• _WHAT IS EXPECTED_
Across the listing below, count the lines that mention the string "series". Reply with the figure only.

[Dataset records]

==================================================

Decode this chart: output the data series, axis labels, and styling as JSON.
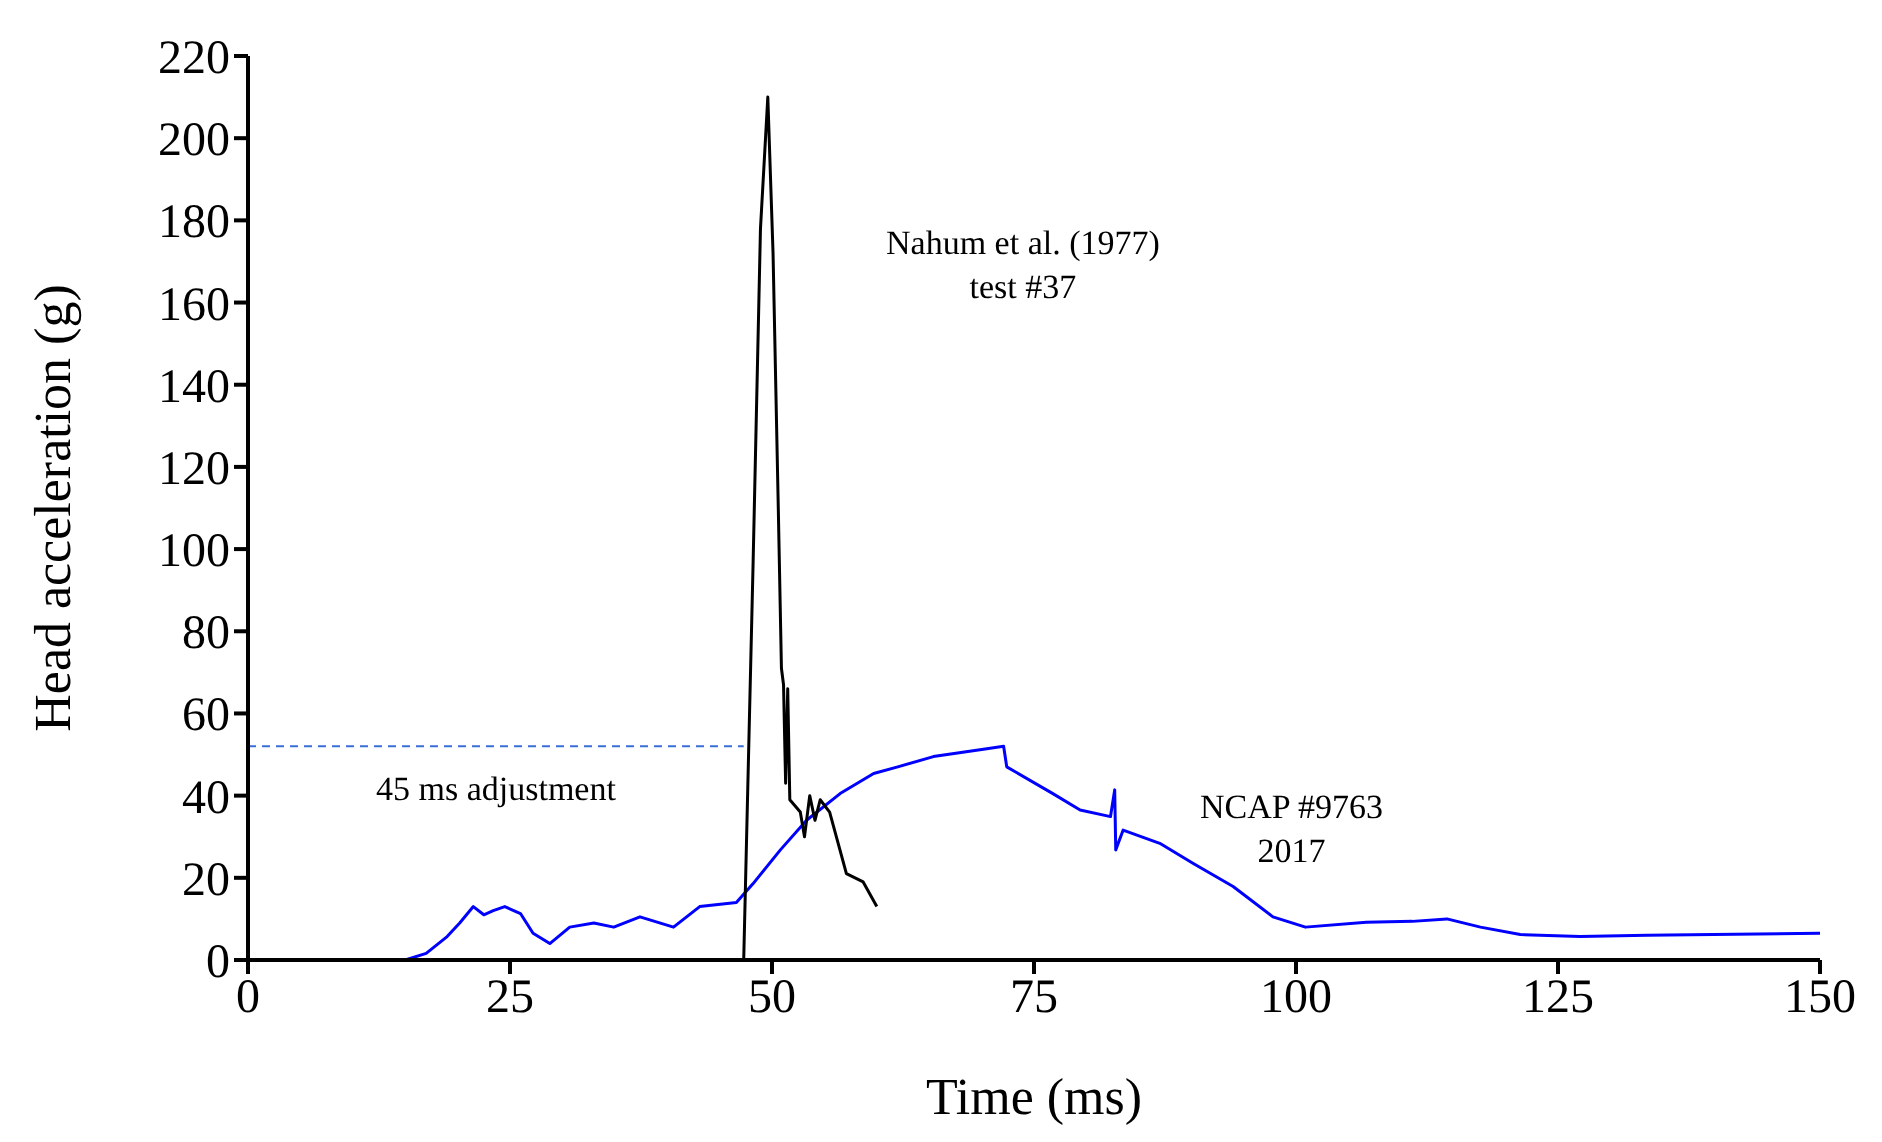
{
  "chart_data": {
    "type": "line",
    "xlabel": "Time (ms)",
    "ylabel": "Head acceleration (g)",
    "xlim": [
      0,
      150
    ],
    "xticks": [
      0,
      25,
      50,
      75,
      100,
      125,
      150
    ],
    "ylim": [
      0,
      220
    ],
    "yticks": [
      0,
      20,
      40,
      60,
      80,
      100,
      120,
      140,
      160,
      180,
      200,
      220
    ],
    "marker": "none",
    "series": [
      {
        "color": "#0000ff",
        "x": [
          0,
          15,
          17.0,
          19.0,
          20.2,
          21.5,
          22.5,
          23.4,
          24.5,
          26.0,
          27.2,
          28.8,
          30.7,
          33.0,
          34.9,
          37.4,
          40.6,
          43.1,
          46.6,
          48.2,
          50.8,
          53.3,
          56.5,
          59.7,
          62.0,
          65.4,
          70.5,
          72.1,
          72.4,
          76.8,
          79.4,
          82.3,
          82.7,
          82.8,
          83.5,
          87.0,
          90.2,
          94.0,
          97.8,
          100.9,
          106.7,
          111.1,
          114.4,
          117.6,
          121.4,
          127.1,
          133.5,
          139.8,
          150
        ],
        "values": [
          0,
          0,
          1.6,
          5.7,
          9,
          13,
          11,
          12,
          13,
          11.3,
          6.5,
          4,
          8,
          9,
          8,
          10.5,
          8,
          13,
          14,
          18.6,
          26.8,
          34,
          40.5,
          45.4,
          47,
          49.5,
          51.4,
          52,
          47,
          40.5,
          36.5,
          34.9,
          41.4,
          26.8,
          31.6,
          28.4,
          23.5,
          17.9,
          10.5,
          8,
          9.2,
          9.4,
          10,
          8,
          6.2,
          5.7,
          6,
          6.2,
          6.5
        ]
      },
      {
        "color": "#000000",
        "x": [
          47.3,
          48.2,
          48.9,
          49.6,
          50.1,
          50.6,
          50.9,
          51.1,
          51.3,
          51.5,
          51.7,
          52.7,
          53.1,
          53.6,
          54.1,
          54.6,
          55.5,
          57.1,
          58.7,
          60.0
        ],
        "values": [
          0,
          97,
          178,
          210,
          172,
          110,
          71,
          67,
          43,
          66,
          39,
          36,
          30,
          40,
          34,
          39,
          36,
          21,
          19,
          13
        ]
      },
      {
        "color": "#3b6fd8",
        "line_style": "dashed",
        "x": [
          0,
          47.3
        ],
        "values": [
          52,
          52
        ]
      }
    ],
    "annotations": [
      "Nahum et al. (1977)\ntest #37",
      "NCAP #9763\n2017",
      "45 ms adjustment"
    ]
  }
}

==================================================

• _RESULT OF THE TASK_
2